CHALLENGE: Every line of the data must be copied exactly.

(Saved entries)

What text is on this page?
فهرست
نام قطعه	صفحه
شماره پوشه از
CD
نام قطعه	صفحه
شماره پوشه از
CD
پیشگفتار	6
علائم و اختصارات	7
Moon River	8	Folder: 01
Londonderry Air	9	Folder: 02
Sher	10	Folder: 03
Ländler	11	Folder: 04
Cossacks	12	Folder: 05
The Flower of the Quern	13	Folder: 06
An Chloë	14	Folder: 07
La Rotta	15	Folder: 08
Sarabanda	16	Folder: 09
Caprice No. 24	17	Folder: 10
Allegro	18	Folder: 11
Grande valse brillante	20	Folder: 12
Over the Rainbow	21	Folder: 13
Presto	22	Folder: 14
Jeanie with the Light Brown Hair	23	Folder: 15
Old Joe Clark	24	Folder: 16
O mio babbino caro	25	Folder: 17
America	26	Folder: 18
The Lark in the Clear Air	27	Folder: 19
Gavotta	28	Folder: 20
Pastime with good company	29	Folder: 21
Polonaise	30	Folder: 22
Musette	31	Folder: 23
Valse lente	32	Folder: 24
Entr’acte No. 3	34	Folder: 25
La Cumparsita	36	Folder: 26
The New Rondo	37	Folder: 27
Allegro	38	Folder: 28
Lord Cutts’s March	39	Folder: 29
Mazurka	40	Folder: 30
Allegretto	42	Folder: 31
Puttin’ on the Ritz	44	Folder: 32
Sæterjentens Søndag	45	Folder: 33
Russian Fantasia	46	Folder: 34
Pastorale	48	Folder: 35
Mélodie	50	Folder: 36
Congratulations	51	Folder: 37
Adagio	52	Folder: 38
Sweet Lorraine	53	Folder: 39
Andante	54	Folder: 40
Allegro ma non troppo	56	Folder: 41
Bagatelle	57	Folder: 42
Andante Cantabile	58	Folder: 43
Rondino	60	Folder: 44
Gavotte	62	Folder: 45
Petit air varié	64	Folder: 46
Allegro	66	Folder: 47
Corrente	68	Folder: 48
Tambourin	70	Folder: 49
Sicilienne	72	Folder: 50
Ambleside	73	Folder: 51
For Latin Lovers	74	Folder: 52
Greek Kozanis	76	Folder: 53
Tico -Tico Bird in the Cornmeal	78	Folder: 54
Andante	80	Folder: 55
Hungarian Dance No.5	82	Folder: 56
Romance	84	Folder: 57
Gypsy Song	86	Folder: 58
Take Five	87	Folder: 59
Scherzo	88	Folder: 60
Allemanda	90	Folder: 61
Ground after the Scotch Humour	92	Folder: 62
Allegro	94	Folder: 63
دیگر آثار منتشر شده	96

THE SOLUTION:
What text is on this page?
فهرست
نام قطعه	صفحه
شماره پوشه از
CD
نام قطعه	صفحه
شماره پوشه از
CD
پیشگفتار	6
علائم و اختصارات	7
Moon River	8	Folder: 01
Londonderry Air	9	Folder: 02
Sher	10	Folder: 03
Ländler	11	Folder: 04
Cossacks	12	Folder: 05
The Flower of the Quern	13	Folder: 06
An Chloë	14	Folder: 07
La Rotta	15	Folder: 08
Sarabanda	16	Folder: 09
Caprice No. 24	17	Folder: 10
Allegro	18	Folder: 11
Grande valse brillante	20	Folder: 12
Over the Rainbow	21	Folder: 13
Presto	22	Folder: 14
Jeanie with the Light Brown Hair	23	Folder: 15
Old Joe Clark	24	Folder: 16
O mio babbino caro	25	Folder: 17
America	26	Folder: 18
The Lark in the Clear Air	27	Folder: 19
Gavotta	28	Folder: 20
Pastime with good company	29	Folder: 21
Polonaise	30	Folder: 22
Musette	31	Folder: 23
Valse lente	32	Folder: 24
Entr’acte No. 3	34	Folder: 25
La Cumparsita	36	Folder: 26
The New Rondo	37	Folder: 27
Allegro	38	Folder: 28
Lord Cutts’s March	39	Folder: 29
Mazurka	40	Folder: 30
Allegretto	42	Folder: 31
Puttin’ on the Ritz	44	Folder: 32
Sæterjentens Søndag	45	Folder: 33
Russian Fantasia	46	Folder: 34
Pastorale	48	Folder: 35
Mélodie	50	Folder: 36
Congratulations	51	Folder: 37
Adagio	52	Folder: 38
Sweet Lorraine	53	Folder: 39
Andante	54	Folder: 40
Allegro ma non troppo	56	Folder: 41
Bagatelle	57	Folder: 42
Andante Cantabile	58	Folder: 43
Rondino	60	Folder: 44
Gavotte	62	Folder: 45
Petit air varié	64	Folder: 46
Allegro	66	Folder: 47
Corrente	68	Folder: 48
Tambourin	70	Folder: 49
Sicilienne	72	Folder: 50
Ambleside	73	Folder: 51
For Latin Lovers	74	Folder: 52
Greek Kozanis	76	Folder: 53
Tico -Tico Bird in the Cornmeal	78	Folder: 54
Andante	80	Folder: 55
Hungarian Dance No.5	82	Folder: 56
Romance	84	Folder: 57
Gypsy Song	86	Folder: 58
Take Five	87	Folder: 59
Scherzo	88	Folder: 60
Allemanda	90	Folder: 61
Ground after the Scotch Humour	92	Folder: 62
Allegro	94	Folder: 63
دیگر آثار منتشر شده	96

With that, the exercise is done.